- Task details -
Give back the whole listing exactly as shown.

- Excerpted records -
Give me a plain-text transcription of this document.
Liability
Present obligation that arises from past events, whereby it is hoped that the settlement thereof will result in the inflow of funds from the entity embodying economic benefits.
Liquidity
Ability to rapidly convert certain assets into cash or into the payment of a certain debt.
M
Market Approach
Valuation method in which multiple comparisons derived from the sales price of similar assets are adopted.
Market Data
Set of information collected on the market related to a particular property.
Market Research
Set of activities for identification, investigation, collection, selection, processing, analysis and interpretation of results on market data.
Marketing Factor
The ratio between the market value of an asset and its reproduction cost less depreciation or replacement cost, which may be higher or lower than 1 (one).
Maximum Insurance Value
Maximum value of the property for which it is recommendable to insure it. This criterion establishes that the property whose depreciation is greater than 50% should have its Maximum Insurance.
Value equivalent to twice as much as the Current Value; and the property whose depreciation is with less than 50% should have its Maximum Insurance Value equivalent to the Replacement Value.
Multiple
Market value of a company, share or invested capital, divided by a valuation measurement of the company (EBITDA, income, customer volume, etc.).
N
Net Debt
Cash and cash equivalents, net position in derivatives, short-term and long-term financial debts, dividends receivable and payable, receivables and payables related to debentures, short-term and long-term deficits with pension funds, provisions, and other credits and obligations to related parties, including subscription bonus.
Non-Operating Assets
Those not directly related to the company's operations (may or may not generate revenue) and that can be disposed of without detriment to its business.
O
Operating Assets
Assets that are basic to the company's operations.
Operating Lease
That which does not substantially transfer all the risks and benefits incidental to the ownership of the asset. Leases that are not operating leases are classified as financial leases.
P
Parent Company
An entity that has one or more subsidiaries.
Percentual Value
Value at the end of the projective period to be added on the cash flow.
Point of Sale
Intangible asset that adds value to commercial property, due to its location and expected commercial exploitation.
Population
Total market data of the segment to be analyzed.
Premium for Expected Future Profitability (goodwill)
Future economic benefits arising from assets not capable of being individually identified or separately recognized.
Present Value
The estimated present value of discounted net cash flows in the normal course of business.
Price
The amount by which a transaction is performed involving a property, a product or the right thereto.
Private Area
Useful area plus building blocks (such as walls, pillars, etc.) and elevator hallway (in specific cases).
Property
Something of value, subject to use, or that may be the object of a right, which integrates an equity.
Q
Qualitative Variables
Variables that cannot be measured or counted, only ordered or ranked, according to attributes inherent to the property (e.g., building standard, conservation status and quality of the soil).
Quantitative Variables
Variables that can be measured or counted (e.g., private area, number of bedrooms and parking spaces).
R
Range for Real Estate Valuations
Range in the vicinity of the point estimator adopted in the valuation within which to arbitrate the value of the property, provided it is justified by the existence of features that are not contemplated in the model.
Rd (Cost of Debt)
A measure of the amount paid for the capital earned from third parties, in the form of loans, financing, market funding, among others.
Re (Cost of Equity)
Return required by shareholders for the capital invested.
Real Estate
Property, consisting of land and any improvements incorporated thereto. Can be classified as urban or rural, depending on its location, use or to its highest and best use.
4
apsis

- Output below -
Give me a plain-text transcription of this document.
Liability
Present obligation that arises from past events, whereby it is hoped that the settlement thereof will result in the inflow of funds from the entity embodying economic benefits.
Liquidity
Ability to rapidly convert certain assets into cash or into the payment of a certain debt.
M
Market Approach
Valuation method in which multiple comparisons derived from the sales price of similar assets are adopted.
Market Data
Set of information collected on the market related to a particular property.
Market Research
Set of activities for identification, investigation, collection, selection, processing, analysis and interpretation of results on market data.
Marketing Factor
The ratio between the market value of an asset and its reproduction cost less depreciation or replacement cost, which may be higher or lower than 1 (one).
Maximum Insurance Value
Maximum value of the property for which it is recommendable to insure it. This criterion establishes that the property whose depreciation is greater than 50% should have its Maximum Insurance.
Value equivalent to twice as much as the Current Value; and the property whose depreciation is with less than 50% should have its Maximum Insurance Value equivalent to the Replacement Value.
Multiple
Market value of a company, share or invested capital, divided by a valuation measurement of the company (EBITDA, income, customer volume, etc.).
N
Net Debt
Cash and cash equivalents, net position in derivatives, short-term and long-term financial debts, dividends receivable and payable, receivables and payables related to debentures, short-term and long-term deficits with pension funds, provisions, and other credits and obligations to related parties, including subscription bonus.
Non-Operating Assets
Those not directly related to the company's operations (may or may not generate revenue) and that can be disposed of without detriment to its business.
O
Operating Assets
Assets that are basic to the company's operations.
Operating Lease
That which does not substantially transfer all the risks and benefits incidental to the ownership of the asset. Leases that are not operating leases are classified as financial leases.
P
Parent Company
An entity that has one or more subsidiaries.
Percentual Value
Value at the end of the projective period to be added on the cash flow.
Point of Sale
Intangible asset that adds value to commercial property, due to its location and expected commercial exploitation.
Population
Total market data of the segment to be analyzed.
Premium for Expected Future Profitability (goodwill)
Future economic benefits arising from assets not capable of being individually identified or separately recognized.
Present Value
The estimated present value of discounted net cash flows in the normal course of business.
Price
The amount by which a transaction is performed involving a property, a product or the right thereto.
Private Area
Useful area plus building blocks (such as walls, pillars, etc.) and elevator hallway (in specific cases).
Property
Something of value, subject to use, or that may be the object of a right, which integrates an equity.
Q
Qualitative Variables
Variables that cannot be measured or counted, only ordered or ranked, according to attributes inherent to the property (e.g., building standard, conservation status and quality of the soil).
Quantitative Variables
Variables that can be measured or counted (e.g., private area, number of bedrooms and parking spaces).
R
Range for Real Estate Valuations
Range in the vicinity of the point estimator adopted in the valuation within which to arbitrate the value of the property, provided it is justified by the existence of features that are not contemplated in the model.
Rd (Cost of Debt)
A measure of the amount paid for the capital earned from third parties, in the form of loans, financing, market funding, among others.
Re (Cost of Equity)
Return required by shareholders for the capital invested.
Real Estate
Property, consisting of land and any improvements incorporated thereto. Can be classified as urban or rural, depending on its location, use or to its highest and best use.
4
apsis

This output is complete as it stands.